> _WHAT IS NEEDED_
Gather all lines in the entries that include the word "true".
## Start SUPPLIED MATERIAL
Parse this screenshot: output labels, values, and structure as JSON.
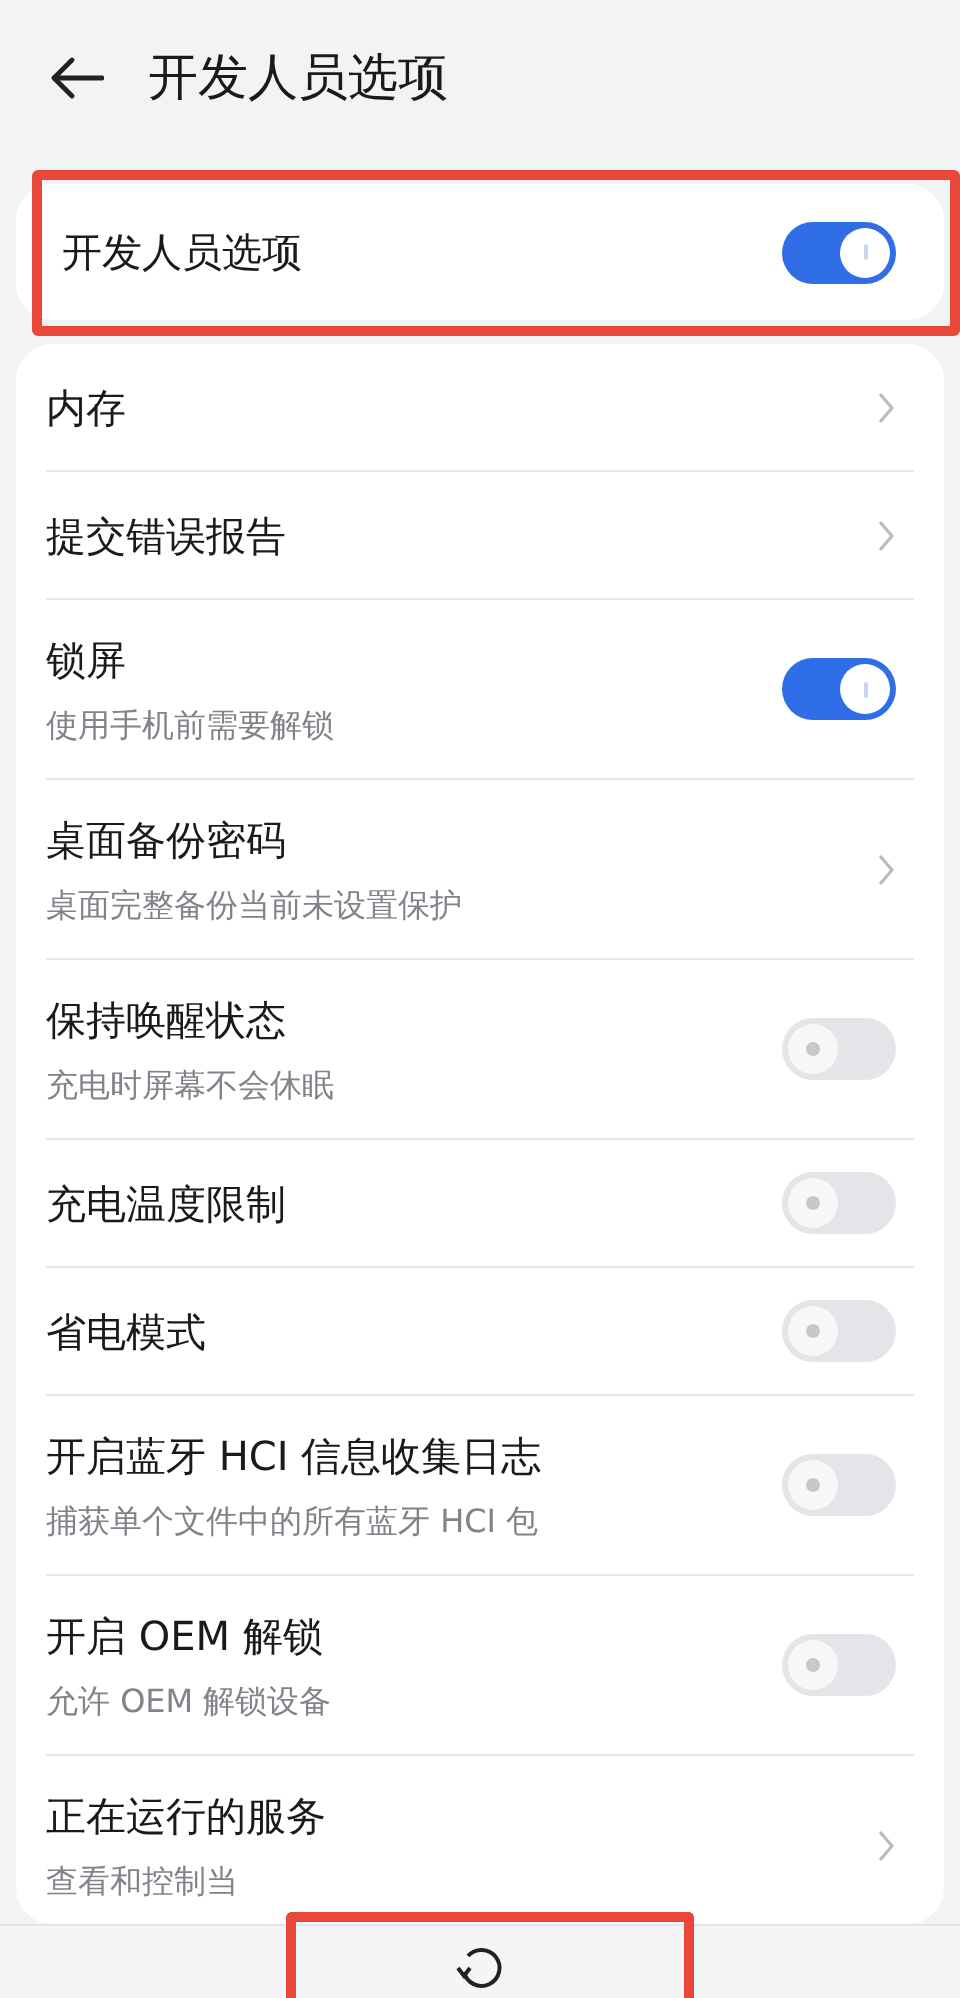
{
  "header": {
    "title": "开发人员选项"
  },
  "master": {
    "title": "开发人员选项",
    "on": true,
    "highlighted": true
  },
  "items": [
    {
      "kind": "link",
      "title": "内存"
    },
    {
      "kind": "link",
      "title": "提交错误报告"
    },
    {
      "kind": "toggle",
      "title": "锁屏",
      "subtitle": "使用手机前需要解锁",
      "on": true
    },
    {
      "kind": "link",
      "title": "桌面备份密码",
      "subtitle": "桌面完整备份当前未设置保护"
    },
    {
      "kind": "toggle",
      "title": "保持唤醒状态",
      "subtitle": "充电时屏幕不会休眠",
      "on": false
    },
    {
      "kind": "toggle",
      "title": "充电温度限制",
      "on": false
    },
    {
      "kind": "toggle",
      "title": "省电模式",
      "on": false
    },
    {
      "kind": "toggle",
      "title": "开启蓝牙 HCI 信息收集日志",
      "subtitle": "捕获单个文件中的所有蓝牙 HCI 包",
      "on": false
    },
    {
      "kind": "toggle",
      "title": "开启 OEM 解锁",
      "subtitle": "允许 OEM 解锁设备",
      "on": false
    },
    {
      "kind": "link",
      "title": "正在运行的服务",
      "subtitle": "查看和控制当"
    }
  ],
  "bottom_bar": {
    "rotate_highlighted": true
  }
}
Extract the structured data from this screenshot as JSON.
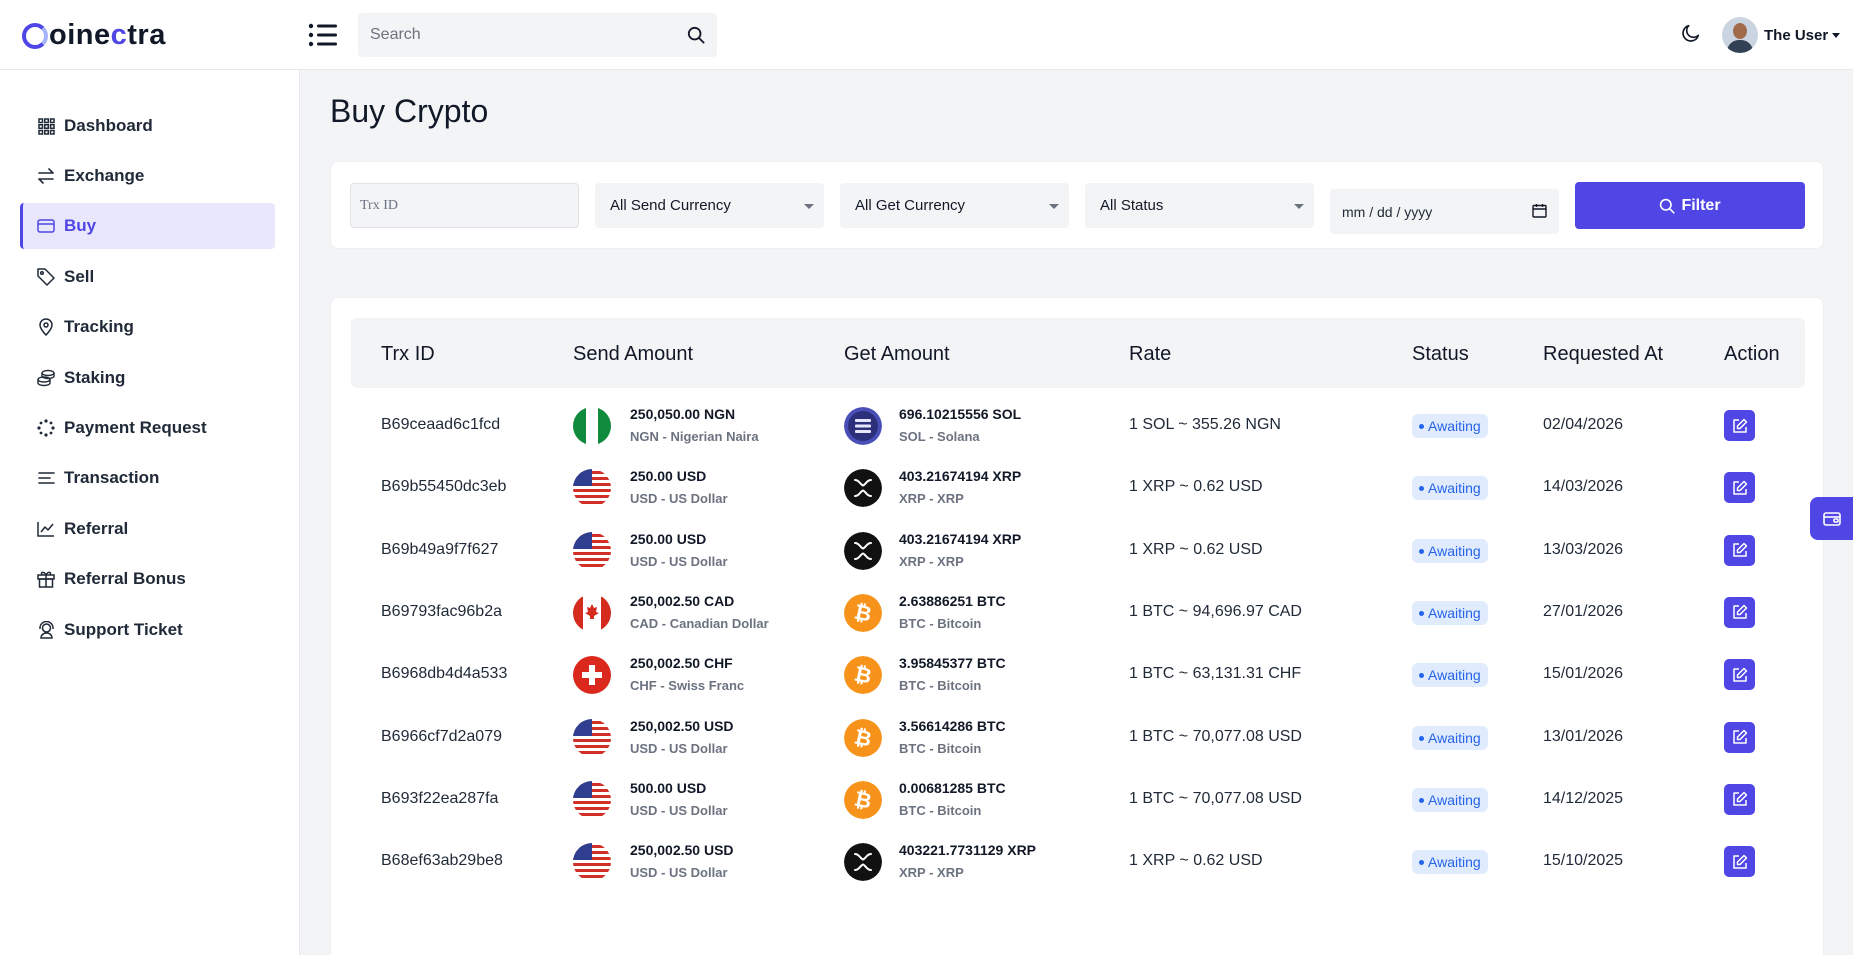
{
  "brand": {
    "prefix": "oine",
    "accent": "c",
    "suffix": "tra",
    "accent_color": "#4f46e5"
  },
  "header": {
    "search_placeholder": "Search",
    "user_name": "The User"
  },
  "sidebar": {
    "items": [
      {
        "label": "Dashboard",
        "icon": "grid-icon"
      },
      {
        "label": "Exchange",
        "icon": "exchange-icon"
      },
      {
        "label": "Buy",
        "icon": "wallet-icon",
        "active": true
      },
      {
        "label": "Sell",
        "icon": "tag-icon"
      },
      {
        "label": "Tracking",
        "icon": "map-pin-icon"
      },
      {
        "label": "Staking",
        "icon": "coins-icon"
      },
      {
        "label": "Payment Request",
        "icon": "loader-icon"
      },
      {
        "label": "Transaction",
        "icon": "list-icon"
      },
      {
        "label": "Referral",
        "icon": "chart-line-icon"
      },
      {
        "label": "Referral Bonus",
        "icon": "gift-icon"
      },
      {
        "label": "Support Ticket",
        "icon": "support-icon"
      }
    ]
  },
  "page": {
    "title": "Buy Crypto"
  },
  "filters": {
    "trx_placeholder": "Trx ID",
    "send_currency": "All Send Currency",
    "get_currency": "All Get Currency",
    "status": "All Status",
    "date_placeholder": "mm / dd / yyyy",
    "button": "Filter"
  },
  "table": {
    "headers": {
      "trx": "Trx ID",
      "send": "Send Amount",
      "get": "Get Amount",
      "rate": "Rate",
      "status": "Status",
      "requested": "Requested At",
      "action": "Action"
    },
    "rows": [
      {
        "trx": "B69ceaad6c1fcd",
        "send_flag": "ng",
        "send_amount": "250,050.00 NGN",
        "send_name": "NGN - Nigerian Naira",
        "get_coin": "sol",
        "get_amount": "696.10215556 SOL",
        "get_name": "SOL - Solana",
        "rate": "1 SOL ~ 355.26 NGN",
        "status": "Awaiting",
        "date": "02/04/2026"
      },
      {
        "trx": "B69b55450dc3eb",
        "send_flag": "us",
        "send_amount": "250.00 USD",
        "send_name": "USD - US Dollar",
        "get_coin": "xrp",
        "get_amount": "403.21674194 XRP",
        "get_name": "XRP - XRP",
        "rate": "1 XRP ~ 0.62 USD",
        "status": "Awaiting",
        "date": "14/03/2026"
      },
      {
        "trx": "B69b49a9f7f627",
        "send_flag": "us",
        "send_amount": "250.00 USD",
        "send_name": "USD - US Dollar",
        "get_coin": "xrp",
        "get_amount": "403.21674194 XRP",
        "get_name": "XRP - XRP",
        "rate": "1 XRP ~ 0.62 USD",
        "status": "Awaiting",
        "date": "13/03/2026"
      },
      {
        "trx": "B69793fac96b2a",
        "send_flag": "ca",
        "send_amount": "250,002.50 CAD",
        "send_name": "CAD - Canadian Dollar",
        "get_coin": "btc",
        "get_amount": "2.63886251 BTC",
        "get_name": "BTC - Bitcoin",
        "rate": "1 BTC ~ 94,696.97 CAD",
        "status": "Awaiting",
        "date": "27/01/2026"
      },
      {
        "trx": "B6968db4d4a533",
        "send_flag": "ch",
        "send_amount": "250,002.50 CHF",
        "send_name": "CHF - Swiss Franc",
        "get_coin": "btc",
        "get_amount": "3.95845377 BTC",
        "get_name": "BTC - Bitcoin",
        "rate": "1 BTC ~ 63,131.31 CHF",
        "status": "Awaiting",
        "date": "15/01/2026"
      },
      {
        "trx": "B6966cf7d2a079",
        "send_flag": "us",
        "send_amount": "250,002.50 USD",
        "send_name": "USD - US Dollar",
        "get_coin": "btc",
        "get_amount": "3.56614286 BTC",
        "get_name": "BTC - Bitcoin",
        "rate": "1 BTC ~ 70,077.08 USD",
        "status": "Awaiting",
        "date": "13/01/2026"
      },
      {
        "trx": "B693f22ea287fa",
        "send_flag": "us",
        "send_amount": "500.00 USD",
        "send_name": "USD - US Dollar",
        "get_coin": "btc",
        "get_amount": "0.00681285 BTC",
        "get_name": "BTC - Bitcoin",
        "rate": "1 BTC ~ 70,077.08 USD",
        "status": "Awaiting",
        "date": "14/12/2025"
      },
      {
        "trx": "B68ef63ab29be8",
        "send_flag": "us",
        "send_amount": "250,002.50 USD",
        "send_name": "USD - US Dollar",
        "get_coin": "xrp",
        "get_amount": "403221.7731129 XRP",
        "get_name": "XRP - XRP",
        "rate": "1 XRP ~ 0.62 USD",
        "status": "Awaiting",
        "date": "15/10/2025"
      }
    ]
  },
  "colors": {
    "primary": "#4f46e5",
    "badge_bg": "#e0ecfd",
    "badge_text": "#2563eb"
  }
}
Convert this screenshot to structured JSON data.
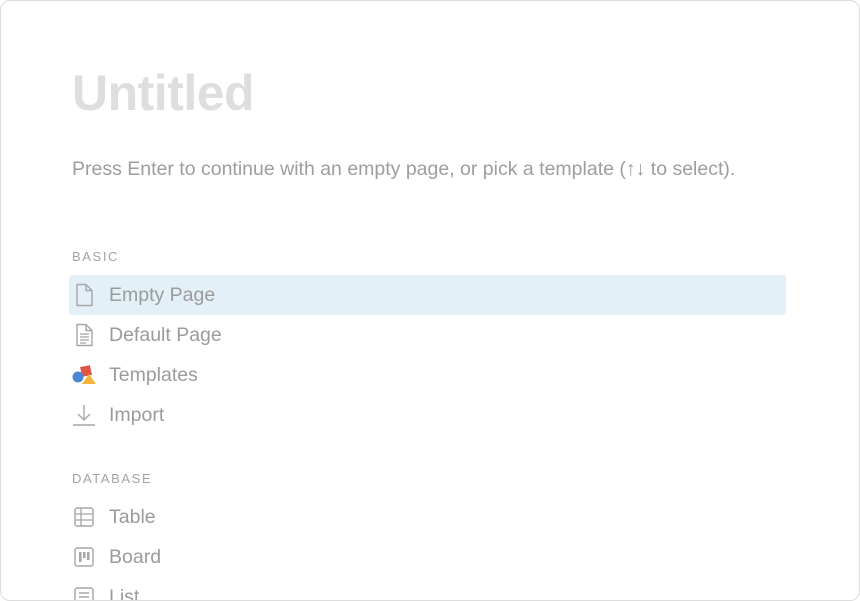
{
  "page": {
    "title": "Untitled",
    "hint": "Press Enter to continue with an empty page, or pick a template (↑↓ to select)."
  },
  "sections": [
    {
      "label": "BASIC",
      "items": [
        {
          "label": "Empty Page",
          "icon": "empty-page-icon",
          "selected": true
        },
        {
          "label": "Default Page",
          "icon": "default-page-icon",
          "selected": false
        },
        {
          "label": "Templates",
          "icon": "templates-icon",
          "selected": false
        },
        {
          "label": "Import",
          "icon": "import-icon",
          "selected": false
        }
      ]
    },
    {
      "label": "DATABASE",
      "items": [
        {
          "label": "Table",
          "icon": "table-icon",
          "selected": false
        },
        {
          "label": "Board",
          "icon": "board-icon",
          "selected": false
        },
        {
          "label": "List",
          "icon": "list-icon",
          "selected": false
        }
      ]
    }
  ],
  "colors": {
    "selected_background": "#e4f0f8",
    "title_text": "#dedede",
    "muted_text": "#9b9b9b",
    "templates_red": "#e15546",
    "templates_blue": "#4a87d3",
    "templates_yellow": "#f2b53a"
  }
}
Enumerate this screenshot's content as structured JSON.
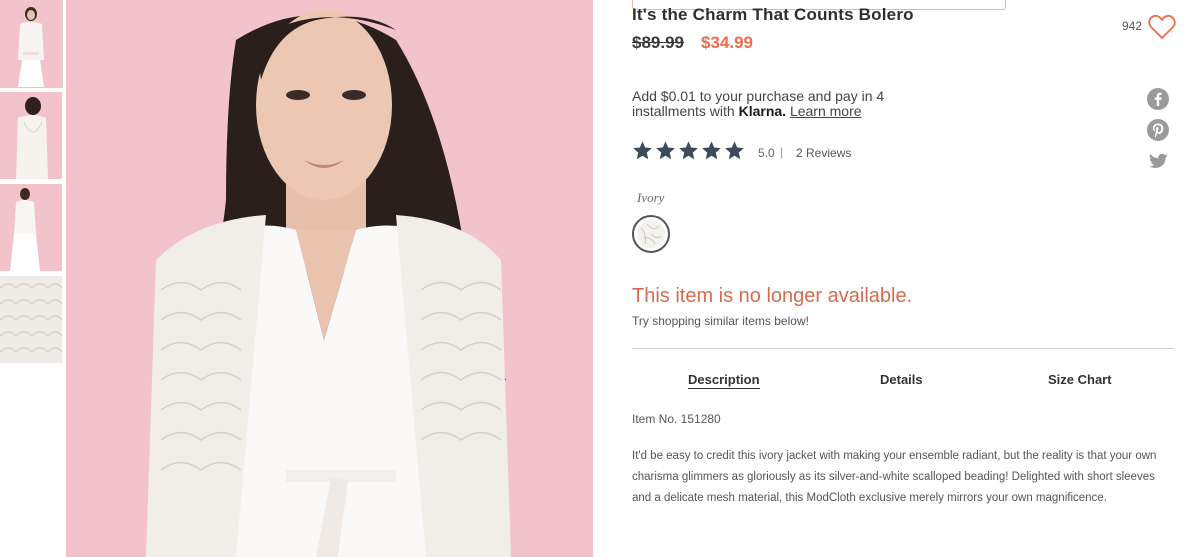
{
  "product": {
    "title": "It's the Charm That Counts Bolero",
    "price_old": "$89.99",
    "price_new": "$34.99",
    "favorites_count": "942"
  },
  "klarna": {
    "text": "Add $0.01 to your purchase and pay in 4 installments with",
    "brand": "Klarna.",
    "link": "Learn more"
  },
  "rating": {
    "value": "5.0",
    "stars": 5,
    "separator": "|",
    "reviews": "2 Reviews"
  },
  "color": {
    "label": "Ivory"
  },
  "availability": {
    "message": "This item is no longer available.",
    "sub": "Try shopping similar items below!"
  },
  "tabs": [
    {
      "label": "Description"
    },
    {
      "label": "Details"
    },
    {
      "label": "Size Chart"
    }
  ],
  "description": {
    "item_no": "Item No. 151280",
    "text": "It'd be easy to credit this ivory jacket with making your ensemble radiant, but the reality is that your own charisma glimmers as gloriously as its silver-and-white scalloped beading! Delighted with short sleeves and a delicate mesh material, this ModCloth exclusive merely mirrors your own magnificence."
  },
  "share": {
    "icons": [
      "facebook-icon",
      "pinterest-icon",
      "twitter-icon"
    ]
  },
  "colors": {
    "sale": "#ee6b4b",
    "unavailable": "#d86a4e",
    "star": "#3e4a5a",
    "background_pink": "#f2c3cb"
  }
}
## End SUPPLIED MATERIAL
> _SOLUTION_
    "on": true,
    "highlighted": true
      "on": true
    "rotate_highlighted": true
        "active": true
          "selected": true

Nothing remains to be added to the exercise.